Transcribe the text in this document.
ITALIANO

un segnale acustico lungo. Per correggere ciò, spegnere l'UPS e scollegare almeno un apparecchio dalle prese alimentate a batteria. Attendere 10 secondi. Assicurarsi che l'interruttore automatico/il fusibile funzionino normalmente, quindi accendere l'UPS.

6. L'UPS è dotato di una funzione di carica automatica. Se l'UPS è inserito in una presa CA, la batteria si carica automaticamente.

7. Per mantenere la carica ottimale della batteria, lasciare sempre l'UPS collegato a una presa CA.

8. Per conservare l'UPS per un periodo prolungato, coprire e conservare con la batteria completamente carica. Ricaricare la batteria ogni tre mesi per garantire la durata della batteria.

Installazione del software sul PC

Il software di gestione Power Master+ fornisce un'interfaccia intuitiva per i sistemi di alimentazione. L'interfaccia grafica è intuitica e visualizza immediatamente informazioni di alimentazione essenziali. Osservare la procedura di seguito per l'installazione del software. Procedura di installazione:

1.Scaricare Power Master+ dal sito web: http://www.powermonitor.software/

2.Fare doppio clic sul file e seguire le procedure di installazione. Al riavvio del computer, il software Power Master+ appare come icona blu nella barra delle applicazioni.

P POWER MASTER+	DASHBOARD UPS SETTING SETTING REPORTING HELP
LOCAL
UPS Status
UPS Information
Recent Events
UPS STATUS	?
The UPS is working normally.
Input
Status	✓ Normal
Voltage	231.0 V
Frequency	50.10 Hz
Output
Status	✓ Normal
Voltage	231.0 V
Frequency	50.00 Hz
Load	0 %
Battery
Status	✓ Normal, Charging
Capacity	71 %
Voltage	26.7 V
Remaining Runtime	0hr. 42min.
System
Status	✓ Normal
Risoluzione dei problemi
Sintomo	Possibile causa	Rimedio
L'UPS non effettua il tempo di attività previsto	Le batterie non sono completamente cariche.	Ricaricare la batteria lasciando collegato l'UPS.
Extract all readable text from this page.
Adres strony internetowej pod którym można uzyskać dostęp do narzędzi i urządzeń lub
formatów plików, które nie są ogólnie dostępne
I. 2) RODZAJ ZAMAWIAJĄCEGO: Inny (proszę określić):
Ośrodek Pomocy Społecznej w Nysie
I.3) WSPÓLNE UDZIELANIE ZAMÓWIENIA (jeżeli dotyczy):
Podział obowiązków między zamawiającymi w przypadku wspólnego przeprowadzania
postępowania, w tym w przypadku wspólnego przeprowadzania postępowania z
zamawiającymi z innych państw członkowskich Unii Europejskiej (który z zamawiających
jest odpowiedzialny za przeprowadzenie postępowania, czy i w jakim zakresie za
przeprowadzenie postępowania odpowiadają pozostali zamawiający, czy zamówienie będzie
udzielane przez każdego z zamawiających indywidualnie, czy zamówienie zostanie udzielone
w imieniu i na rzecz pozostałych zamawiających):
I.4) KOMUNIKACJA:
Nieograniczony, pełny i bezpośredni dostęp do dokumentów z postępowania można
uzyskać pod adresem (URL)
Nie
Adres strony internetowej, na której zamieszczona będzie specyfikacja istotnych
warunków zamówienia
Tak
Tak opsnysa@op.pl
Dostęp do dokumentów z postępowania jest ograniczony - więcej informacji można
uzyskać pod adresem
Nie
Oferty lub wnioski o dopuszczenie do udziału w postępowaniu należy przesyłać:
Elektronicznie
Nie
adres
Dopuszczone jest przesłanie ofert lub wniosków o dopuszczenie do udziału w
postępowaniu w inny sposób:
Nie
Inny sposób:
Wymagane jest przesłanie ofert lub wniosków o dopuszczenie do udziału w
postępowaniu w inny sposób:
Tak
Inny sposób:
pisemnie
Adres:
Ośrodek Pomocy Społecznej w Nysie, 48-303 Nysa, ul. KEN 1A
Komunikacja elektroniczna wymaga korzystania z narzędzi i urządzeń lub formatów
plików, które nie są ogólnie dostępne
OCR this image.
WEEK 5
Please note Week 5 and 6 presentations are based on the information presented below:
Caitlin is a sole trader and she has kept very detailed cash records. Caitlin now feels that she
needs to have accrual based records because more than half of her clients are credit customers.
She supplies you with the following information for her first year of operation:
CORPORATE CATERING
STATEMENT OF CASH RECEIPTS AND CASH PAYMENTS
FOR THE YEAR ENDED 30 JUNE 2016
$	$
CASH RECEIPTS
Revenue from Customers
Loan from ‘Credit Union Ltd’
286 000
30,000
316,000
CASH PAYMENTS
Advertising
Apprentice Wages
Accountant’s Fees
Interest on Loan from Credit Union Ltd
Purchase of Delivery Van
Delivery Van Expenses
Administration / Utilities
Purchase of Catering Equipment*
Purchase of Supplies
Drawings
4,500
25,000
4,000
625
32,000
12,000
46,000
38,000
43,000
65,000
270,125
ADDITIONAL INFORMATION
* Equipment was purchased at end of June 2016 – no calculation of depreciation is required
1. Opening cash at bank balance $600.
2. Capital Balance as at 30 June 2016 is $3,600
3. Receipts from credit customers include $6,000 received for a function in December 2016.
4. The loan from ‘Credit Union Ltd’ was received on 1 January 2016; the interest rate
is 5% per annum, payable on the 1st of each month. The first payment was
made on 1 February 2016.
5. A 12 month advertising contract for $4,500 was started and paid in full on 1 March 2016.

* * *

» YOUR GOAL
Reproduce all of the material above word for word.

» WRITTEN ANSWER
Transcribe the text in this document.
ITALIANO

un segnale acustico lungo. Per correggere ciò, spegnere l'UPS e scollegare almeno un apparecchio dalle prese alimentate a batteria. Attendere 10 secondi. Assicurarsi che l'interruttore automatico/il fusibile funzionino normalmente, quindi accendere l'UPS.

6. L'UPS è dotato di una funzione di carica automatica. Se l'UPS è inserito in una presa CA, la batteria si carica automaticamente.

7. Per mantenere la carica ottimale della batteria, lasciare sempre l'UPS collegato a una presa CA.

8. Per conservare l'UPS per un periodo prolungato, coprire e conservare con la batteria completamente carica. Ricaricare la batteria ogni tre mesi per garantire la durata della batteria.

Installazione del software sul PC

Il software di gestione Power Master+ fornisce un'interfaccia intuitiva per i sistemi di alimentazione. L'interfaccia grafica è intuitica e visualizza immediatamente informazioni di alimentazione essenziali. Osservare la procedura di seguito per l'installazione del software. Procedura di installazione:

1.Scaricare Power Master+ dal sito web: http://www.powermonitor.software/

2.Fare doppio clic sul file e seguire le procedure di installazione. Al riavvio del computer, il software Power Master+ appare come icona blu nella barra delle applicazioni.

P POWER MASTER+	DASHBOARD UPS SETTING SETTING REPORTING HELP
LOCAL
UPS Status
UPS Information
Recent Events
UPS STATUS	?
The UPS is working normally.
Input
Status	✓ Normal
Voltage	231.0 V
Frequency	50.10 Hz
Output
Status	✓ Normal
Voltage	231.0 V
Frequency	50.00 Hz
Load	0 %
Battery
Status	✓ Normal, Charging
Capacity	71 %
Voltage	26.7 V
Remaining Runtime	0hr. 42min.
System
Status	✓ Normal
Risoluzione dei problemi
Sintomo	Possibile causa	Rimedio
L'UPS non effettua il tempo di attività previsto	Le batterie non sono completamente cariche.	Ricaricare la batteria lasciando collegato l'UPS.
Extract all readable text from this page.
Adres strony internetowej pod którym można uzyskać dostęp do narzędzi i urządzeń lub
formatów plików, które nie są ogólnie dostępne
I. 2) RODZAJ ZAMAWIAJĄCEGO: Inny (proszę określić):
Ośrodek Pomocy Społecznej w Nysie
I.3) WSPÓLNE UDZIELANIE ZAMÓWIENIA (jeżeli dotyczy):
Podział obowiązków między zamawiającymi w przypadku wspólnego przeprowadzania
postępowania, w tym w przypadku wspólnego przeprowadzania postępowania z
zamawiającymi z innych państw członkowskich Unii Europejskiej (który z zamawiających
jest odpowiedzialny za przeprowadzenie postępowania, czy i w jakim zakresie za
przeprowadzenie postępowania odpowiadają pozostali zamawiający, czy zamówienie będzie
udzielane przez każdego z zamawiających indywidualnie, czy zamówienie zostanie udzielone
w imieniu i na rzecz pozostałych zamawiających):
I.4) KOMUNIKACJA:
Nieograniczony, pełny i bezpośredni dostęp do dokumentów z postępowania można
uzyskać pod adresem (URL)
Nie
Adres strony internetowej, na której zamieszczona będzie specyfikacja istotnych
warunków zamówienia
Tak
Tak opsnysa@op.pl
Dostęp do dokumentów z postępowania jest ograniczony - więcej informacji można
uzyskać pod adresem
Nie
Oferty lub wnioski o dopuszczenie do udziału w postępowaniu należy przesyłać:
Elektronicznie
Nie
adres
Dopuszczone jest przesłanie ofert lub wniosków o dopuszczenie do udziału w
postępowaniu w inny sposób:
Nie
Inny sposób:
Wymagane jest przesłanie ofert lub wniosków o dopuszczenie do udziału w
postępowaniu w inny sposób:
Tak
Inny sposób:
pisemnie
Adres:
Ośrodek Pomocy Społecznej w Nysie, 48-303 Nysa, ul. KEN 1A
Komunikacja elektroniczna wymaga korzystania z narzędzi i urządzeń lub formatów
plików, które nie są ogólnie dostępne
OCR this image.
WEEK 5
Please note Week 5 and 6 presentations are based on the information presented below:
Caitlin is a sole trader and she has kept very detailed cash records. Caitlin now feels that she
needs to have accrual based records because more than half of her clients are credit customers.
She supplies you with the following information for her first year of operation:
CORPORATE CATERING
STATEMENT OF CASH RECEIPTS AND CASH PAYMENTS
FOR THE YEAR ENDED 30 JUNE 2016
$	$
CASH RECEIPTS
Revenue from Customers
Loan from ‘Credit Union Ltd’
286 000
30,000
316,000
CASH PAYMENTS
Advertising
Apprentice Wages
Accountant’s Fees
Interest on Loan from Credit Union Ltd
Purchase of Delivery Van
Delivery Van Expenses
Administration / Utilities
Purchase of Catering Equipment*
Purchase of Supplies
Drawings
4,500
25,000
4,000
625
32,000
12,000
46,000
38,000
43,000
65,000
270,125
ADDITIONAL INFORMATION
* Equipment was purchased at end of June 2016 – no calculation of depreciation is required
1. Opening cash at bank balance $600.
2. Capital Balance as at 30 June 2016 is $3,600
3. Receipts from credit customers include $6,000 received for a function in December 2016.
4. The loan from ‘Credit Union Ltd’ was received on 1 January 2016; the interest rate
is 5% per annum, payable on the 1st of each month. The first payment was
made on 1 February 2016.
5. A 12 month advertising contract for $4,500 was started and paid in full on 1 March 2016.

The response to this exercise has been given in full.